Exercise directions
The records underneath are to be repeated exactly, with the pictures left out.

Supplied records
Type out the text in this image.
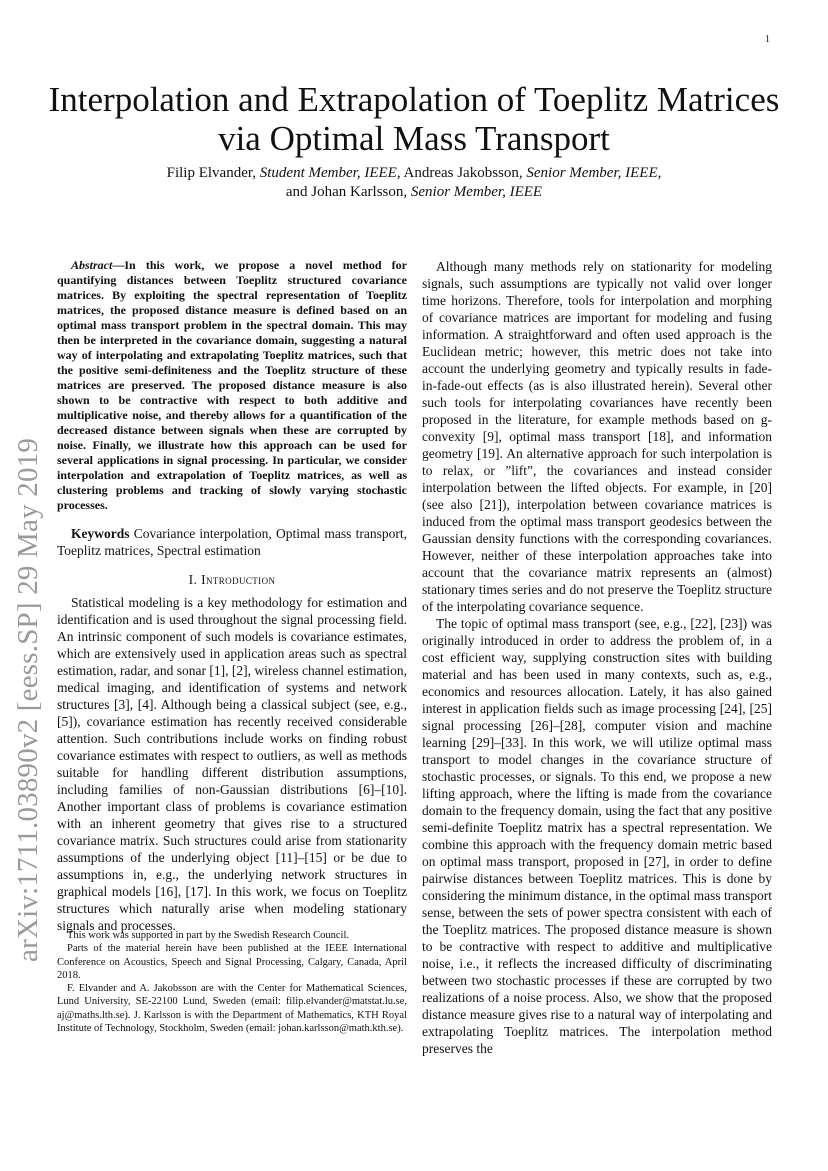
1
arXiv:1711.03890v2 [eess.SP] 29 May 2019
Interpolation and Extrapolation of Toeplitz Matrices
via Optimal Mass Transport
Filip Elvander, Student Member, IEEE, Andreas Jakobsson, Senior Member, IEEE,
and Johan Karlsson, Senior Member, IEEE

Abstract—In this work, we propose a novel method for quantifying distances between Toeplitz structured covariance matrices. By exploiting the spectral representation of Toeplitz matrices, the proposed distance measure is defined based on an optimal mass transport problem in the spectral domain. This may then be interpreted in the covariance domain, suggesting a natural way of interpolating and extrapolating Toeplitz matrices, such that the positive semi-definiteness and the Toeplitz structure of these matrices are preserved. The proposed distance measure is also shown to be contractive with respect to both additive and multiplicative noise, and thereby allows for a quantification of the decreased distance between signals when these are corrupted by noise. Finally, we illustrate how this approach can be used for several applications in signal processing. In particular, we consider interpolation and extrapolation of Toeplitz matrices, as well as clustering problems and tracking of slowly varying stochastic processes.

Keywords Covariance interpolation, Optimal mass transport, Toeplitz matrices, Spectral estimation

I. Introduction

Statistical modeling is a key methodology for estimation and identification and is used throughout the signal processing field. An intrinsic component of such models is covariance estimates, which are extensively used in application areas such as spectral estimation, radar, and sonar [1], [2], wireless channel estimation, medical imaging, and identification of systems and network structures [3], [4]. Although being a classical subject (see, e.g., [5]), covariance estimation has recently received considerable attention. Such contributions include works on finding robust covariance estimates with respect to outliers, as well as methods suitable for handling different distribution assumptions, including families of non-Gaussian distributions [6]–[10]. Another important class of problems is covariance estimation with an inherent geometry that gives rise to a structured covariance matrix. Such structures could arise from stationarity assumptions of the underlying object [11]–[15] or be due to assumptions in, e.g., the underlying network structures in graphical models [16], [17]. In this work, we focus on Toeplitz structures which naturally arise when modeling stationary signals and processes.

This work was supported in part by the Swedish Research Council.

Parts of the material herein have been published at the IEEE International Conference on Acoustics, Speech and Signal Processing, Calgary, Canada, April 2018.

F. Elvander and A. Jakobsson are with the Center for Mathematical Sciences, Lund University, SE-22100 Lund, Sweden (email: filip.elvander@matstat.lu.se, aj@maths.lth.se). J. Karlsson is with the Department of Mathematics, KTH Royal Institute of Technology, Stockholm, Sweden (email: johan.karlsson@math.kth.se).

Although many methods rely on stationarity for modeling signals, such assumptions are typically not valid over longer time horizons. Therefore, tools for interpolation and morphing of covariance matrices are important for modeling and fusing information. A straightforward and often used approach is the Euclidean metric; however, this metric does not take into account the underlying geometry and typically results in fade-in-fade-out effects (as is also illustrated herein). Several other such tools for interpolating covariances have recently been proposed in the literature, for example methods based on g-convexity [9], optimal mass transport [18], and information geometry [19]. An alternative approach for such interpolation is to relax, or ”lift”, the covariances and instead consider interpolation between the lifted objects. For example, in [20] (see also [21]), interpolation between covariance matrices is induced from the optimal mass transport geodesics between the Gaussian density functions with the corresponding covariances. However, neither of these interpolation approaches take into account that the covariance matrix represents an (almost) stationary times series and do not preserve the Toeplitz structure of the interpolating covariance sequence.

The topic of optimal mass transport (see, e.g., [22], [23]) was originally introduced in order to address the problem of, in a cost efficient way, supplying construction sites with building material and has been used in many contexts, such as, e.g., economics and resources allocation. Lately, it has also gained interest in application fields such as image processing [24], [25] signal processing [26]–[28], computer vision and machine learning [29]–[33]. In this work, we will utilize optimal mass transport to model changes in the covariance structure of stochastic processes, or signals. To this end, we propose a new lifting approach, where the lifting is made from the covariance domain to the frequency domain, using the fact that any positive semi-definite Toeplitz matrix has a spectral representation. We combine this approach with the frequency domain metric based on optimal mass transport, proposed in [27], in order to define pairwise distances between Toeplitz matrices. This is done by considering the minimum distance, in the optimal mass transport sense, between the sets of power spectra consistent with each of the Toeplitz matrices. The proposed distance measure is shown to be contractive with respect to additive and multiplicative noise, i.e., it reflects the increased difficulty of discriminating between two stochastic processes if these are corrupted by two realizations of a noise process. Also, we show that the proposed distance measure gives rise to a natural way of interpolating and extrapolating Toeplitz matrices. The interpolation method preserves the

Complete response
Type out the text in this image.
1
arXiv:1711.03890v2 [eess.SP] 29 May 2019
Interpolation and Extrapolation of Toeplitz Matrices
via Optimal Mass Transport
Filip Elvander, Student Member, IEEE, Andreas Jakobsson, Senior Member, IEEE,
and Johan Karlsson, Senior Member, IEEE

Abstract—In this work, we propose a novel method for quantifying distances between Toeplitz structured covariance matrices. By exploiting the spectral representation of Toeplitz matrices, the proposed distance measure is defined based on an optimal mass transport problem in the spectral domain. This may then be interpreted in the covariance domain, suggesting a natural way of interpolating and extrapolating Toeplitz matrices, such that the positive semi-definiteness and the Toeplitz structure of these matrices are preserved. The proposed distance measure is also shown to be contractive with respect to both additive and multiplicative noise, and thereby allows for a quantification of the decreased distance between signals when these are corrupted by noise. Finally, we illustrate how this approach can be used for several applications in signal processing. In particular, we consider interpolation and extrapolation of Toeplitz matrices, as well as clustering problems and tracking of slowly varying stochastic processes.

Keywords Covariance interpolation, Optimal mass transport, Toeplitz matrices, Spectral estimation

I. Introduction

Statistical modeling is a key methodology for estimation and identification and is used throughout the signal processing field. An intrinsic component of such models is covariance estimates, which are extensively used in application areas such as spectral estimation, radar, and sonar [1], [2], wireless channel estimation, medical imaging, and identification of systems and network structures [3], [4]. Although being a classical subject (see, e.g., [5]), covariance estimation has recently received considerable attention. Such contributions include works on finding robust covariance estimates with respect to outliers, as well as methods suitable for handling different distribution assumptions, including families of non-Gaussian distributions [6]–[10]. Another important class of problems is covariance estimation with an inherent geometry that gives rise to a structured covariance matrix. Such structures could arise from stationarity assumptions of the underlying object [11]–[15] or be due to assumptions in, e.g., the underlying network structures in graphical models [16], [17]. In this work, we focus on Toeplitz structures which naturally arise when modeling stationary signals and processes.

This work was supported in part by the Swedish Research Council.

Parts of the material herein have been published at the IEEE International Conference on Acoustics, Speech and Signal Processing, Calgary, Canada, April 2018.

F. Elvander and A. Jakobsson are with the Center for Mathematical Sciences, Lund University, SE-22100 Lund, Sweden (email: filip.elvander@matstat.lu.se, aj@maths.lth.se). J. Karlsson is with the Department of Mathematics, KTH Royal Institute of Technology, Stockholm, Sweden (email: johan.karlsson@math.kth.se).

Although many methods rely on stationarity for modeling signals, such assumptions are typically not valid over longer time horizons. Therefore, tools for interpolation and morphing of covariance matrices are important for modeling and fusing information. A straightforward and often used approach is the Euclidean metric; however, this metric does not take into account the underlying geometry and typically results in fade-in-fade-out effects (as is also illustrated herein). Several other such tools for interpolating covariances have recently been proposed in the literature, for example methods based on g-convexity [9], optimal mass transport [18], and information geometry [19]. An alternative approach for such interpolation is to relax, or ”lift”, the covariances and instead consider interpolation between the lifted objects. For example, in [20] (see also [21]), interpolation between covariance matrices is induced from the optimal mass transport geodesics between the Gaussian density functions with the corresponding covariances. However, neither of these interpolation approaches take into account that the covariance matrix represents an (almost) stationary times series and do not preserve the Toeplitz structure of the interpolating covariance sequence.

The topic of optimal mass transport (see, e.g., [22], [23]) was originally introduced in order to address the problem of, in a cost efficient way, supplying construction sites with building material and has been used in many contexts, such as, e.g., economics and resources allocation. Lately, it has also gained interest in application fields such as image processing [24], [25] signal processing [26]–[28], computer vision and machine learning [29]–[33]. In this work, we will utilize optimal mass transport to model changes in the covariance structure of stochastic processes, or signals. To this end, we propose a new lifting approach, where the lifting is made from the covariance domain to the frequency domain, using the fact that any positive semi-definite Toeplitz matrix has a spectral representation. We combine this approach with the frequency domain metric based on optimal mass transport, proposed in [27], in order to define pairwise distances between Toeplitz matrices. This is done by considering the minimum distance, in the optimal mass transport sense, between the sets of power spectra consistent with each of the Toeplitz matrices. The proposed distance measure is shown to be contractive with respect to additive and multiplicative noise, i.e., it reflects the increased difficulty of discriminating between two stochastic processes if these are corrupted by two realizations of a noise process. Also, we show that the proposed distance measure gives rise to a natural way of interpolating and extrapolating Toeplitz matrices. The interpolation method preserves the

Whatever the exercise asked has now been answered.